-- DATASET RECORDS follows --

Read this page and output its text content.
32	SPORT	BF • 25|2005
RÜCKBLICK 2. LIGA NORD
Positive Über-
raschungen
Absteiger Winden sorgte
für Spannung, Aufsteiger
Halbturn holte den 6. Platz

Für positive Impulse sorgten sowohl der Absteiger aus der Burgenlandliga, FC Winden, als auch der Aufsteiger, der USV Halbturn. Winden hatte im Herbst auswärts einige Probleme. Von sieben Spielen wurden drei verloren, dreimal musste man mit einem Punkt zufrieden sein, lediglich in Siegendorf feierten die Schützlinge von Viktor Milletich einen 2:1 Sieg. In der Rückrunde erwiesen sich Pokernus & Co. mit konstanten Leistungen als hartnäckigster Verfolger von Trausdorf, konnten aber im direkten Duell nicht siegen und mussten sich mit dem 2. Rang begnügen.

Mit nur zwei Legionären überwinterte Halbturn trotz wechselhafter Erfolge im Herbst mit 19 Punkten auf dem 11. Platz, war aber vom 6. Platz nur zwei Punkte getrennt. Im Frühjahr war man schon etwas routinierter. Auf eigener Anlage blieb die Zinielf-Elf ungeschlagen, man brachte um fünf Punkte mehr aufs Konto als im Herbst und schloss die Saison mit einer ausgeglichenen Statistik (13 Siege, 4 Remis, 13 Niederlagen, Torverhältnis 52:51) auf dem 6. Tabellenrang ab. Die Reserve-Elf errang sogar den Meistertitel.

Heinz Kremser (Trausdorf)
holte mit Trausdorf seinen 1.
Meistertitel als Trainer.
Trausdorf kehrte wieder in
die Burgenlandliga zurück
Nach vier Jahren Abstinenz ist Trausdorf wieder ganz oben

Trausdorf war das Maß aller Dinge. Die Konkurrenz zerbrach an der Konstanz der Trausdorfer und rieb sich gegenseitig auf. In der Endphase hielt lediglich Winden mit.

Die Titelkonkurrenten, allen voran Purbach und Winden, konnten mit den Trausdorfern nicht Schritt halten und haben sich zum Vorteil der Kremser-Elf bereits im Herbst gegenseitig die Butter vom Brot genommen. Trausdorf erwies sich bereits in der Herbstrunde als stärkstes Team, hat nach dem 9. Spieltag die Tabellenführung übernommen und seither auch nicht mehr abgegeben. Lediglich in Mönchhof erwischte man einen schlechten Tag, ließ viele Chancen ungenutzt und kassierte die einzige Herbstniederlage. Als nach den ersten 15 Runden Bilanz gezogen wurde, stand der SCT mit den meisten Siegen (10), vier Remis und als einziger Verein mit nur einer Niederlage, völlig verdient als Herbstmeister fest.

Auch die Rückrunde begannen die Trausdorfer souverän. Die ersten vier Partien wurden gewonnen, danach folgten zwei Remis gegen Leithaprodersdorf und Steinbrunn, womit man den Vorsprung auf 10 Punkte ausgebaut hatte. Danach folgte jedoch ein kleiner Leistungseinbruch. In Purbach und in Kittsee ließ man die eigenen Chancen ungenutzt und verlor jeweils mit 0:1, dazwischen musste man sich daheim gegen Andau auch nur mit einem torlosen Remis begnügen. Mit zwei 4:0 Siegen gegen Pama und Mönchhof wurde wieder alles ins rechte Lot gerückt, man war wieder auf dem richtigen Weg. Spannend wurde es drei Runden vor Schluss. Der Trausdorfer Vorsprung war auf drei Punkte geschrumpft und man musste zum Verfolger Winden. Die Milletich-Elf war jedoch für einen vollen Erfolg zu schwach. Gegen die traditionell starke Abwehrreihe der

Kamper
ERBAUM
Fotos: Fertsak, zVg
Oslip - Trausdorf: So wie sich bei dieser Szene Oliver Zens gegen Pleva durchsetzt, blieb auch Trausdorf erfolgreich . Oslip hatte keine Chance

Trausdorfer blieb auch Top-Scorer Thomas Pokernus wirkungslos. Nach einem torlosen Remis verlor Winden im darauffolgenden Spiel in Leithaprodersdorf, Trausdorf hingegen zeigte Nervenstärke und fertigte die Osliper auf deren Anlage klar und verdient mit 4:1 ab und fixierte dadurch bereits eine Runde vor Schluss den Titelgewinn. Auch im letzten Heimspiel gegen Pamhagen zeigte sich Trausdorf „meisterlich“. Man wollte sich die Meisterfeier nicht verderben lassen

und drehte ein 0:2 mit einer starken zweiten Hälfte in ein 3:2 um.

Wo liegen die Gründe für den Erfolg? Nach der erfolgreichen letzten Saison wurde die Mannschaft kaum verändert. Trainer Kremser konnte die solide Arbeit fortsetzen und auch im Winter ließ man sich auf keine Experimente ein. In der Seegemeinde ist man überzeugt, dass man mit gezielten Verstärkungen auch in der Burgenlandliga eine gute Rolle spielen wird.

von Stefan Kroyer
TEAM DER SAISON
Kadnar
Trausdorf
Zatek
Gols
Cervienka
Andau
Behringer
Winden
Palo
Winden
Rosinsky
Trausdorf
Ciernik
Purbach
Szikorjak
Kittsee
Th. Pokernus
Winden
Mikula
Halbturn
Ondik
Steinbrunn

-- DATASET RECORDS concluded --

» TASK DETAILS
For this exercise, retype the complete listing exactly.

» ANSWER SPACE
Read this page and output its text content.
32	SPORT	BF • 25|2005
RÜCKBLICK 2. LIGA NORD
Positive Über-
raschungen
Absteiger Winden sorgte
für Spannung, Aufsteiger
Halbturn holte den 6. Platz

Für positive Impulse sorgten sowohl der Absteiger aus der Burgenlandliga, FC Winden, als auch der Aufsteiger, der USV Halbturn. Winden hatte im Herbst auswärts einige Probleme. Von sieben Spielen wurden drei verloren, dreimal musste man mit einem Punkt zufrieden sein, lediglich in Siegendorf feierten die Schützlinge von Viktor Milletich einen 2:1 Sieg. In der Rückrunde erwiesen sich Pokernus & Co. mit konstanten Leistungen als hartnäckigster Verfolger von Trausdorf, konnten aber im direkten Duell nicht siegen und mussten sich mit dem 2. Rang begnügen.

Mit nur zwei Legionären überwinterte Halbturn trotz wechselhafter Erfolge im Herbst mit 19 Punkten auf dem 11. Platz, war aber vom 6. Platz nur zwei Punkte getrennt. Im Frühjahr war man schon etwas routinierter. Auf eigener Anlage blieb die Zinielf-Elf ungeschlagen, man brachte um fünf Punkte mehr aufs Konto als im Herbst und schloss die Saison mit einer ausgeglichenen Statistik (13 Siege, 4 Remis, 13 Niederlagen, Torverhältnis 52:51) auf dem 6. Tabellenrang ab. Die Reserve-Elf errang sogar den Meistertitel.

Heinz Kremser (Trausdorf)
holte mit Trausdorf seinen 1.
Meistertitel als Trainer.
Trausdorf kehrte wieder in
die Burgenlandliga zurück
Nach vier Jahren Abstinenz ist Trausdorf wieder ganz oben

Trausdorf war das Maß aller Dinge. Die Konkurrenz zerbrach an der Konstanz der Trausdorfer und rieb sich gegenseitig auf. In der Endphase hielt lediglich Winden mit.

Die Titelkonkurrenten, allen voran Purbach und Winden, konnten mit den Trausdorfern nicht Schritt halten und haben sich zum Vorteil der Kremser-Elf bereits im Herbst gegenseitig die Butter vom Brot genommen. Trausdorf erwies sich bereits in der Herbstrunde als stärkstes Team, hat nach dem 9. Spieltag die Tabellenführung übernommen und seither auch nicht mehr abgegeben. Lediglich in Mönchhof erwischte man einen schlechten Tag, ließ viele Chancen ungenutzt und kassierte die einzige Herbstniederlage. Als nach den ersten 15 Runden Bilanz gezogen wurde, stand der SCT mit den meisten Siegen (10), vier Remis und als einziger Verein mit nur einer Niederlage, völlig verdient als Herbstmeister fest.

Auch die Rückrunde begannen die Trausdorfer souverän. Die ersten vier Partien wurden gewonnen, danach folgten zwei Remis gegen Leithaprodersdorf und Steinbrunn, womit man den Vorsprung auf 10 Punkte ausgebaut hatte. Danach folgte jedoch ein kleiner Leistungseinbruch. In Purbach und in Kittsee ließ man die eigenen Chancen ungenutzt und verlor jeweils mit 0:1, dazwischen musste man sich daheim gegen Andau auch nur mit einem torlosen Remis begnügen. Mit zwei 4:0 Siegen gegen Pama und Mönchhof wurde wieder alles ins rechte Lot gerückt, man war wieder auf dem richtigen Weg. Spannend wurde es drei Runden vor Schluss. Der Trausdorfer Vorsprung war auf drei Punkte geschrumpft und man musste zum Verfolger Winden. Die Milletich-Elf war jedoch für einen vollen Erfolg zu schwach. Gegen die traditionell starke Abwehrreihe der

Kamper
ERBAUM
Fotos: Fertsak, zVg
Oslip - Trausdorf: So wie sich bei dieser Szene Oliver Zens gegen Pleva durchsetzt, blieb auch Trausdorf erfolgreich . Oslip hatte keine Chance

Trausdorfer blieb auch Top-Scorer Thomas Pokernus wirkungslos. Nach einem torlosen Remis verlor Winden im darauffolgenden Spiel in Leithaprodersdorf, Trausdorf hingegen zeigte Nervenstärke und fertigte die Osliper auf deren Anlage klar und verdient mit 4:1 ab und fixierte dadurch bereits eine Runde vor Schluss den Titelgewinn. Auch im letzten Heimspiel gegen Pamhagen zeigte sich Trausdorf „meisterlich“. Man wollte sich die Meisterfeier nicht verderben lassen

und drehte ein 0:2 mit einer starken zweiten Hälfte in ein 3:2 um.

Wo liegen die Gründe für den Erfolg? Nach der erfolgreichen letzten Saison wurde die Mannschaft kaum verändert. Trainer Kremser konnte die solide Arbeit fortsetzen und auch im Winter ließ man sich auf keine Experimente ein. In der Seegemeinde ist man überzeugt, dass man mit gezielten Verstärkungen auch in der Burgenlandliga eine gute Rolle spielen wird.

von Stefan Kroyer
TEAM DER SAISON
Kadnar
Trausdorf
Zatek
Gols
Cervienka
Andau
Behringer
Winden
Palo
Winden
Rosinsky
Trausdorf
Ciernik
Purbach
Szikorjak
Kittsee
Th. Pokernus
Winden
Mikula
Halbturn
Ondik
Steinbrunn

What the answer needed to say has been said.